> What to produce
Extract the full set of records, then give each one again exactly.

> Entries with figure data
....

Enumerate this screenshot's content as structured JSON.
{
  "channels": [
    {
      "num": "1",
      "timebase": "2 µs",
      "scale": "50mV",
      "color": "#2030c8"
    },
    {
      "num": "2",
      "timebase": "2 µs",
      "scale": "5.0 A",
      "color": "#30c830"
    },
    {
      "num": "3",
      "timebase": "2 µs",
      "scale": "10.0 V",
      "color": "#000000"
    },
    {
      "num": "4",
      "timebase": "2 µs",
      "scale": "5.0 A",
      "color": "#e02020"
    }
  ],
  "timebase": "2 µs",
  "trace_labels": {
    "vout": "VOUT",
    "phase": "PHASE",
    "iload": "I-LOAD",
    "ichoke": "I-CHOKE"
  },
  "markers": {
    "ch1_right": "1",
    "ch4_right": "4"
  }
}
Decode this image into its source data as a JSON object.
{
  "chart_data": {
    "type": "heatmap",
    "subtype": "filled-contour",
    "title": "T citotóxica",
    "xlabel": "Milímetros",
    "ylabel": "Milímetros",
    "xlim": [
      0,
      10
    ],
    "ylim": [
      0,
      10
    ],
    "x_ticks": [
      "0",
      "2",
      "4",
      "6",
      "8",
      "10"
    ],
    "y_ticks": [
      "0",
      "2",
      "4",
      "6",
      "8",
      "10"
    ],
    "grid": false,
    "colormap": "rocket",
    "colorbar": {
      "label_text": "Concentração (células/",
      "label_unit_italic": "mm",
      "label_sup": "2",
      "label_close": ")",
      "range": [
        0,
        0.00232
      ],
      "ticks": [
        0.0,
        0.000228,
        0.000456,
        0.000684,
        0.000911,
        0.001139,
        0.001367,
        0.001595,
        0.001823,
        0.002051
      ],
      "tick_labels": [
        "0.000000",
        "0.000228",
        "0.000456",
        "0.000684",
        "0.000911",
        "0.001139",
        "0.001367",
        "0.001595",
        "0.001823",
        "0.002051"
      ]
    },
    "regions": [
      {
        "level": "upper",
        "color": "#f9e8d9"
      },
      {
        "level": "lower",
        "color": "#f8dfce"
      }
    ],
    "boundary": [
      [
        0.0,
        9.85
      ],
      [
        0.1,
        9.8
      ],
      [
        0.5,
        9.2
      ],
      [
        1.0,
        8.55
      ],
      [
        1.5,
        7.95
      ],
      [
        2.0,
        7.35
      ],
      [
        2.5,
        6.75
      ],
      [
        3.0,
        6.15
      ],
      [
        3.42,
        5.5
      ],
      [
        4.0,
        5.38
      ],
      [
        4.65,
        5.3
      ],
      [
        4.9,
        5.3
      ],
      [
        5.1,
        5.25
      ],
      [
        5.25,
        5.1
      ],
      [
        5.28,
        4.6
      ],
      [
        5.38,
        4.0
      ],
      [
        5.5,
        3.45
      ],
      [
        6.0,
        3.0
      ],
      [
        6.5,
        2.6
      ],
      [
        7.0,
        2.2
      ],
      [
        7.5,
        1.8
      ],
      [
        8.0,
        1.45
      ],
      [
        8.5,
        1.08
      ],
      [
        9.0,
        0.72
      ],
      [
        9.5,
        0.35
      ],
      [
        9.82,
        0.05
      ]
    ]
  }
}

....

> Reply to the exercise
Enumerate this screenshot's content as structured JSON.
{
  "channels": [
    {
      "num": "1",
      "timebase": "2 µs",
      "scale": "50mV",
      "color": "#2030c8"
    },
    {
      "num": "2",
      "timebase": "2 µs",
      "scale": "5.0 A",
      "color": "#30c830"
    },
    {
      "num": "3",
      "timebase": "2 µs",
      "scale": "10.0 V",
      "color": "#000000"
    },
    {
      "num": "4",
      "timebase": "2 µs",
      "scale": "5.0 A",
      "color": "#e02020"
    }
  ],
  "timebase": "2 µs",
  "trace_labels": {
    "vout": "VOUT",
    "phase": "PHASE",
    "iload": "I-LOAD",
    "ichoke": "I-CHOKE"
  },
  "markers": {
    "ch1_right": "1",
    "ch4_right": "4"
  }
}
Decode this image into its source data as a JSON object.
{
  "chart_data": {
    "type": "heatmap",
    "subtype": "filled-contour",
    "title": "T citotóxica",
    "xlabel": "Milímetros",
    "ylabel": "Milímetros",
    "xlim": [
      0,
      10
    ],
    "ylim": [
      0,
      10
    ],
    "x_ticks": [
      "0",
      "2",
      "4",
      "6",
      "8",
      "10"
    ],
    "y_ticks": [
      "0",
      "2",
      "4",
      "6",
      "8",
      "10"
    ],
    "grid": false,
    "colormap": "rocket",
    "colorbar": {
      "label_text": "Concentração (células/",
      "label_unit_italic": "mm",
      "label_sup": "2",
      "label_close": ")",
      "range": [
        0,
        0.00232
      ],
      "ticks": [
        0.0,
        0.000228,
        0.000456,
        0.000684,
        0.000911,
        0.001139,
        0.001367,
        0.001595,
        0.001823,
        0.002051
      ],
      "tick_labels": [
        "0.000000",
        "0.000228",
        "0.000456",
        "0.000684",
        "0.000911",
        "0.001139",
        "0.001367",
        "0.001595",
        "0.001823",
        "0.002051"
      ]
    },
    "regions": [
      {
        "level": "upper",
        "color": "#f9e8d9"
      },
      {
        "level": "lower",
        "color": "#f8dfce"
      }
    ],
    "boundary": [
      [
        0.0,
        9.85
      ],
      [
        0.1,
        9.8
      ],
      [
        0.5,
        9.2
      ],
      [
        1.0,
        8.55
      ],
      [
        1.5,
        7.95
      ],
      [
        2.0,
        7.35
      ],
      [
        2.5,
        6.75
      ],
      [
        3.0,
        6.15
      ],
      [
        3.42,
        5.5
      ],
      [
        4.0,
        5.38
      ],
      [
        4.65,
        5.3
      ],
      [
        4.9,
        5.3
      ],
      [
        5.1,
        5.25
      ],
      [
        5.25,
        5.1
      ],
      [
        5.28,
        4.6
      ],
      [
        5.38,
        4.0
      ],
      [
        5.5,
        3.45
      ],
      [
        6.0,
        3.0
      ],
      [
        6.5,
        2.6
      ],
      [
        7.0,
        2.2
      ],
      [
        7.5,
        1.8
      ],
      [
        8.0,
        1.45
      ],
      [
        8.5,
        1.08
      ],
      [
        9.0,
        0.72
      ],
      [
        9.5,
        0.35
      ],
      [
        9.82,
        0.05
      ]
    ]
  }
}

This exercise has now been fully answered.